## EXERCISE PROMPT
Each line below should be quoted exactly, please.

** BEGIN RECORD EXCERPTS **

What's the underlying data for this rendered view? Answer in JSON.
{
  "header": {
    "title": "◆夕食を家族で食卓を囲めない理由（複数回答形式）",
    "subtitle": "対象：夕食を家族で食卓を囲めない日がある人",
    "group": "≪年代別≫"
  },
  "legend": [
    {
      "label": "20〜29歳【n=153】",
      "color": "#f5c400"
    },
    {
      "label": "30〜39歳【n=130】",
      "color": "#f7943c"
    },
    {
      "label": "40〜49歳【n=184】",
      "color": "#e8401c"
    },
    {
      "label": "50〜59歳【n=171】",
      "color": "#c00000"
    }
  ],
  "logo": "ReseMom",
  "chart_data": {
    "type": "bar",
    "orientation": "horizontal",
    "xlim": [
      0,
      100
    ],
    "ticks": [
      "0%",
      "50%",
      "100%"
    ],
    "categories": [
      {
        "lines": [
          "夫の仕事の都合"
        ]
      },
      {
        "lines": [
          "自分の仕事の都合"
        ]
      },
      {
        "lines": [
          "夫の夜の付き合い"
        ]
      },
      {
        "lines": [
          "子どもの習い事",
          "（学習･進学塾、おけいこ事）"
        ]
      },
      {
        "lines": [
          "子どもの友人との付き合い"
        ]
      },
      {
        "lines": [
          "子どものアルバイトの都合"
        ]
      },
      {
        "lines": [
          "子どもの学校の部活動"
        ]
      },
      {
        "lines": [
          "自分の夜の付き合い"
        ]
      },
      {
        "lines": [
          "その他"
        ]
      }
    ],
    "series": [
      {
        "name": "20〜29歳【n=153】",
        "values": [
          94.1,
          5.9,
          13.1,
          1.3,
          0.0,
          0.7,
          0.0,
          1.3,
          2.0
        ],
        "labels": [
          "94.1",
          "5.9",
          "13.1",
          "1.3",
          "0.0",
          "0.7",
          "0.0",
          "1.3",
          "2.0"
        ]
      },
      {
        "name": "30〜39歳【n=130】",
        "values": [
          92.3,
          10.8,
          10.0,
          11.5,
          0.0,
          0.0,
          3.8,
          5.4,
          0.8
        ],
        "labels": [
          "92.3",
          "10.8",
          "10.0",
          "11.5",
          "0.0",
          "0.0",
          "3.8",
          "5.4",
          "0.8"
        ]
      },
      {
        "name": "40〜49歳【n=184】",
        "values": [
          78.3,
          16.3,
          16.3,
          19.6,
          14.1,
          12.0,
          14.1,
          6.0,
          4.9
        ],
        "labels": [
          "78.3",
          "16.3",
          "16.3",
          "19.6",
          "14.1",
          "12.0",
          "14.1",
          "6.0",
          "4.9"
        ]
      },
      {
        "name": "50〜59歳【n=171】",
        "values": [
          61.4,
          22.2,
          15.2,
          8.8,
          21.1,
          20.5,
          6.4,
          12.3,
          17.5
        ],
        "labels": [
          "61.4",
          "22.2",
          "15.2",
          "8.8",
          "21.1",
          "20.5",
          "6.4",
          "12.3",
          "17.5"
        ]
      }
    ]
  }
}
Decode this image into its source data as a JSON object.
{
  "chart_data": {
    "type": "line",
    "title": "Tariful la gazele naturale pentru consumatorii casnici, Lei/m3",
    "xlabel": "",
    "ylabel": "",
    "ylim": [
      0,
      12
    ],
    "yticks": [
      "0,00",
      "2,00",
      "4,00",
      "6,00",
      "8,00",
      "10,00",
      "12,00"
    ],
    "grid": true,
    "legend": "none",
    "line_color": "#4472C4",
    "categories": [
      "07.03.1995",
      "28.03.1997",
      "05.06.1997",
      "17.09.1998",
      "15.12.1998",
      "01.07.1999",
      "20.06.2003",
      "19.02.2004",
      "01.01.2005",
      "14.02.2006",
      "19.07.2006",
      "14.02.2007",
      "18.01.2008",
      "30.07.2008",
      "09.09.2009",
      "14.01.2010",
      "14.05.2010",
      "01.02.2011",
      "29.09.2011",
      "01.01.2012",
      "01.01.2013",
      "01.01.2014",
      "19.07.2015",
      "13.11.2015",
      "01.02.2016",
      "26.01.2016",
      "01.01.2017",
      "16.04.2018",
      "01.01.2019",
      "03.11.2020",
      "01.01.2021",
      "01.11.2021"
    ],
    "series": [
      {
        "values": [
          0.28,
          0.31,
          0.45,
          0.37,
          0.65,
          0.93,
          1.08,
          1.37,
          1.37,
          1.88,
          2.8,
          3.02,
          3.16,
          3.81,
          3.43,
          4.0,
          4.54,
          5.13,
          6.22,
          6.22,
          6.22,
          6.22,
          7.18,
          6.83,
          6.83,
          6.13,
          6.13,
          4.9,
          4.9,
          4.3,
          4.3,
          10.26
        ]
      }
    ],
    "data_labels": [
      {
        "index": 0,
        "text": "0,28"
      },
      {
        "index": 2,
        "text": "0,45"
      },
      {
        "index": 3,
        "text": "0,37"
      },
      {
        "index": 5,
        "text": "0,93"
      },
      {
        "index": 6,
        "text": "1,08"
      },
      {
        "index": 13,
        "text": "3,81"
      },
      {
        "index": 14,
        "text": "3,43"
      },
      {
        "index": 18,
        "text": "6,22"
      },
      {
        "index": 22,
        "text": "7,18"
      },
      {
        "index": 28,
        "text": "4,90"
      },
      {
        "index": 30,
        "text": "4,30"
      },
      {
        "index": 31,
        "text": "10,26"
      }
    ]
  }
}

** END RECORD EXCERPTS **

## COMPLETE ANSWER
What's the underlying data for this rendered view? Answer in JSON.
{
  "header": {
    "title": "◆夕食を家族で食卓を囲めない理由（複数回答形式）",
    "subtitle": "対象：夕食を家族で食卓を囲めない日がある人",
    "group": "≪年代別≫"
  },
  "legend": [
    {
      "label": "20〜29歳【n=153】",
      "color": "#f5c400"
    },
    {
      "label": "30〜39歳【n=130】",
      "color": "#f7943c"
    },
    {
      "label": "40〜49歳【n=184】",
      "color": "#e8401c"
    },
    {
      "label": "50〜59歳【n=171】",
      "color": "#c00000"
    }
  ],
  "logo": "ReseMom",
  "chart_data": {
    "type": "bar",
    "orientation": "horizontal",
    "xlim": [
      0,
      100
    ],
    "ticks": [
      "0%",
      "50%",
      "100%"
    ],
    "categories": [
      {
        "lines": [
          "夫の仕事の都合"
        ]
      },
      {
        "lines": [
          "自分の仕事の都合"
        ]
      },
      {
        "lines": [
          "夫の夜の付き合い"
        ]
      },
      {
        "lines": [
          "子どもの習い事",
          "（学習･進学塾、おけいこ事）"
        ]
      },
      {
        "lines": [
          "子どもの友人との付き合い"
        ]
      },
      {
        "lines": [
          "子どものアルバイトの都合"
        ]
      },
      {
        "lines": [
          "子どもの学校の部活動"
        ]
      },
      {
        "lines": [
          "自分の夜の付き合い"
        ]
      },
      {
        "lines": [
          "その他"
        ]
      }
    ],
    "series": [
      {
        "name": "20〜29歳【n=153】",
        "values": [
          94.1,
          5.9,
          13.1,
          1.3,
          0.0,
          0.7,
          0.0,
          1.3,
          2.0
        ],
        "labels": [
          "94.1",
          "5.9",
          "13.1",
          "1.3",
          "0.0",
          "0.7",
          "0.0",
          "1.3",
          "2.0"
        ]
      },
      {
        "name": "30〜39歳【n=130】",
        "values": [
          92.3,
          10.8,
          10.0,
          11.5,
          0.0,
          0.0,
          3.8,
          5.4,
          0.8
        ],
        "labels": [
          "92.3",
          "10.8",
          "10.0",
          "11.5",
          "0.0",
          "0.0",
          "3.8",
          "5.4",
          "0.8"
        ]
      },
      {
        "name": "40〜49歳【n=184】",
        "values": [
          78.3,
          16.3,
          16.3,
          19.6,
          14.1,
          12.0,
          14.1,
          6.0,
          4.9
        ],
        "labels": [
          "78.3",
          "16.3",
          "16.3",
          "19.6",
          "14.1",
          "12.0",
          "14.1",
          "6.0",
          "4.9"
        ]
      },
      {
        "name": "50〜59歳【n=171】",
        "values": [
          61.4,
          22.2,
          15.2,
          8.8,
          21.1,
          20.5,
          6.4,
          12.3,
          17.5
        ],
        "labels": [
          "61.4",
          "22.2",
          "15.2",
          "8.8",
          "21.1",
          "20.5",
          "6.4",
          "12.3",
          "17.5"
        ]
      }
    ]
  }
}
Decode this image into its source data as a JSON object.
{
  "chart_data": {
    "type": "line",
    "title": "Tariful la gazele naturale pentru consumatorii casnici, Lei/m3",
    "xlabel": "",
    "ylabel": "",
    "ylim": [
      0,
      12
    ],
    "yticks": [
      "0,00",
      "2,00",
      "4,00",
      "6,00",
      "8,00",
      "10,00",
      "12,00"
    ],
    "grid": true,
    "legend": "none",
    "line_color": "#4472C4",
    "categories": [
      "07.03.1995",
      "28.03.1997",
      "05.06.1997",
      "17.09.1998",
      "15.12.1998",
      "01.07.1999",
      "20.06.2003",
      "19.02.2004",
      "01.01.2005",
      "14.02.2006",
      "19.07.2006",
      "14.02.2007",
      "18.01.2008",
      "30.07.2008",
      "09.09.2009",
      "14.01.2010",
      "14.05.2010",
      "01.02.2011",
      "29.09.2011",
      "01.01.2012",
      "01.01.2013",
      "01.01.2014",
      "19.07.2015",
      "13.11.2015",
      "01.02.2016",
      "26.01.2016",
      "01.01.2017",
      "16.04.2018",
      "01.01.2019",
      "03.11.2020",
      "01.01.2021",
      "01.11.2021"
    ],
    "series": [
      {
        "values": [
          0.28,
          0.31,
          0.45,
          0.37,
          0.65,
          0.93,
          1.08,
          1.37,
          1.37,
          1.88,
          2.8,
          3.02,
          3.16,
          3.81,
          3.43,
          4.0,
          4.54,
          5.13,
          6.22,
          6.22,
          6.22,
          6.22,
          7.18,
          6.83,
          6.83,
          6.13,
          6.13,
          4.9,
          4.9,
          4.3,
          4.3,
          10.26
        ]
      }
    ],
    "data_labels": [
      {
        "index": 0,
        "text": "0,28"
      },
      {
        "index": 2,
        "text": "0,45"
      },
      {
        "index": 3,
        "text": "0,37"
      },
      {
        "index": 5,
        "text": "0,93"
      },
      {
        "index": 6,
        "text": "1,08"
      },
      {
        "index": 13,
        "text": "3,81"
      },
      {
        "index": 14,
        "text": "3,43"
      },
      {
        "index": 18,
        "text": "6,22"
      },
      {
        "index": 22,
        "text": "7,18"
      },
      {
        "index": 28,
        "text": "4,90"
      },
      {
        "index": 30,
        "text": "4,30"
      },
      {
        "index": 31,
        "text": "10,26"
      }
    ]
  }
}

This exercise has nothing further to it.